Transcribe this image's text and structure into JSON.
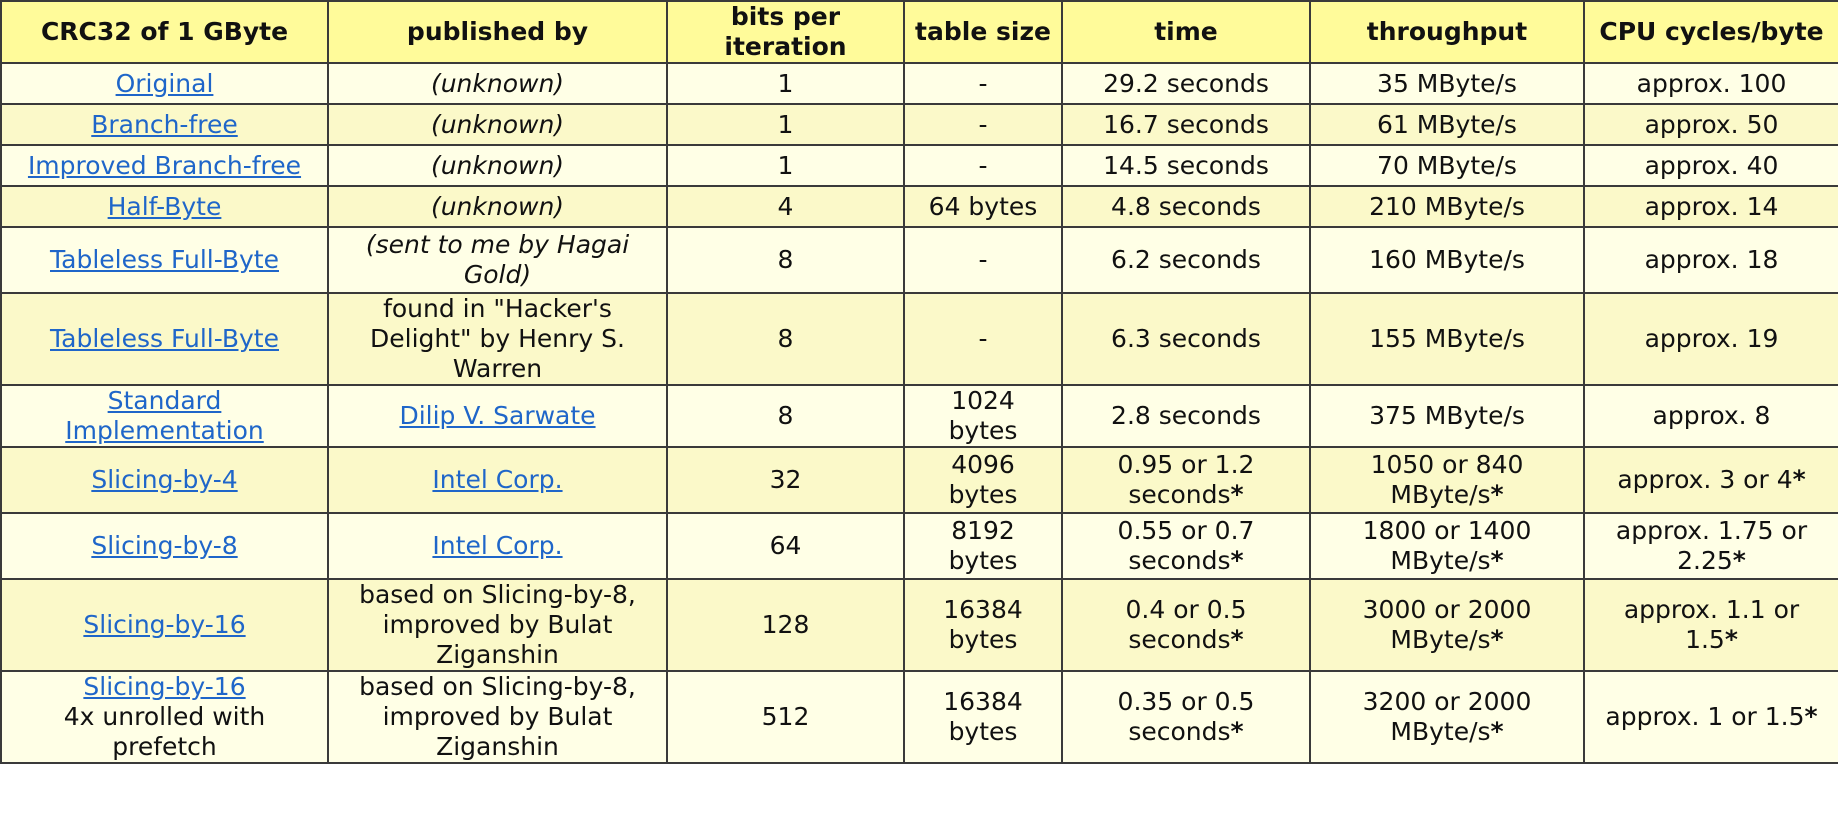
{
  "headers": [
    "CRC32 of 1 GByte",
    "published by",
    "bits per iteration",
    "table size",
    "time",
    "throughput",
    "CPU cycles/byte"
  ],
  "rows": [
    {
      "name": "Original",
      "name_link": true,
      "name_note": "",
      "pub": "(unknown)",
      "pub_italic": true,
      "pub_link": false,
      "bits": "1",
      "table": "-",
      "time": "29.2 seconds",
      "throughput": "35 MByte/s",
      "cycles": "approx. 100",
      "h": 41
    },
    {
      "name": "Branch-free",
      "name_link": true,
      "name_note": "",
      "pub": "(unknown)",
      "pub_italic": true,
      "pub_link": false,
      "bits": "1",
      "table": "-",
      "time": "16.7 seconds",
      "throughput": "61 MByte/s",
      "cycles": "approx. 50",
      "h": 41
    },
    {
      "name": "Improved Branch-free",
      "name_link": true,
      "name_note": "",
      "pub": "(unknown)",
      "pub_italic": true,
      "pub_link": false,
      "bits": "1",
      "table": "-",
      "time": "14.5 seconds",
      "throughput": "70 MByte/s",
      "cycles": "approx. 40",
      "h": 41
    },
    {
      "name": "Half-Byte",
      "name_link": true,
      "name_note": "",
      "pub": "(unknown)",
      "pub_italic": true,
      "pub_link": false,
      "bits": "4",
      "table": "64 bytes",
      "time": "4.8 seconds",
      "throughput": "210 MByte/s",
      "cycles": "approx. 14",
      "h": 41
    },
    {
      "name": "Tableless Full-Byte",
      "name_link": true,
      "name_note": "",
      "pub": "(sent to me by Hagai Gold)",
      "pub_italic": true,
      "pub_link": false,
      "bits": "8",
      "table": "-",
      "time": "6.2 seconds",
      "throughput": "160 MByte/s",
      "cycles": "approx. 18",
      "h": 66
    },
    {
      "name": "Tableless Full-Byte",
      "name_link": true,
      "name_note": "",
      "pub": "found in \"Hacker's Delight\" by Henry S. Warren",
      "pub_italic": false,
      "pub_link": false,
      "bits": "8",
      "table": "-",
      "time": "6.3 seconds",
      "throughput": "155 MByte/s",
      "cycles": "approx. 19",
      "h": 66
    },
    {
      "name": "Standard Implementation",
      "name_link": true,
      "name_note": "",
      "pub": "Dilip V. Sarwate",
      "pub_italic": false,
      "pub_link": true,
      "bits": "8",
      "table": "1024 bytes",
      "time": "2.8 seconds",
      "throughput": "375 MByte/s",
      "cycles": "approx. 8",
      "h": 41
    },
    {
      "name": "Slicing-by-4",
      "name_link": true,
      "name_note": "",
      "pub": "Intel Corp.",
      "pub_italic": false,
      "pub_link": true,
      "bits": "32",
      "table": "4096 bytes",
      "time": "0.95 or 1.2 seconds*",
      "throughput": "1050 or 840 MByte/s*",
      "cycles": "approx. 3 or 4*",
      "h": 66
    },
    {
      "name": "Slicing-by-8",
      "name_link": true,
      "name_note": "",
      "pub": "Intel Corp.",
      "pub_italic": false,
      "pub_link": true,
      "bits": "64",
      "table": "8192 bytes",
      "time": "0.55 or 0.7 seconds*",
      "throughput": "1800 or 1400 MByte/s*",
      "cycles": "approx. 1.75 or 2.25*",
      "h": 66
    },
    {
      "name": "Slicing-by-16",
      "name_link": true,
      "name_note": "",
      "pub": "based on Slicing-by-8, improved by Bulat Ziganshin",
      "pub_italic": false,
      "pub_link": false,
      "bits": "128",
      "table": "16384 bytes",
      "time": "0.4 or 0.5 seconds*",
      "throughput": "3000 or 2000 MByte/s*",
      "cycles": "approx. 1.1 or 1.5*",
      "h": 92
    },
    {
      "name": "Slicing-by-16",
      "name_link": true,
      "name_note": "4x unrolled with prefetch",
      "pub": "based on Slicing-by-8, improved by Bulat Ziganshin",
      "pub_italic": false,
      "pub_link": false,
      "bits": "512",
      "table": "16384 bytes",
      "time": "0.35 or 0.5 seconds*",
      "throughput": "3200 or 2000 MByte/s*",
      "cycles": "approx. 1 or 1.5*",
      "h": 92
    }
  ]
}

WRITTEN TASK>
Read the data above. Pull out each line in which the string "seconds" appears.

CORRECT RESPONSE>
      "time": "29.2 seconds",
      "time": "16.7 seconds",
      "time": "14.5 seconds",
      "time": "4.8 seconds",
      "time": "6.2 seconds",
      "time": "6.3 seconds",
      "time": "2.8 seconds",
      "time": "0.95 or 1.2 seconds*",
      "time": "0.55 or 0.7 seconds*",
      "time": "0.4 or 0.5 seconds*",
      "time": "0.35 or 0.5 seconds*",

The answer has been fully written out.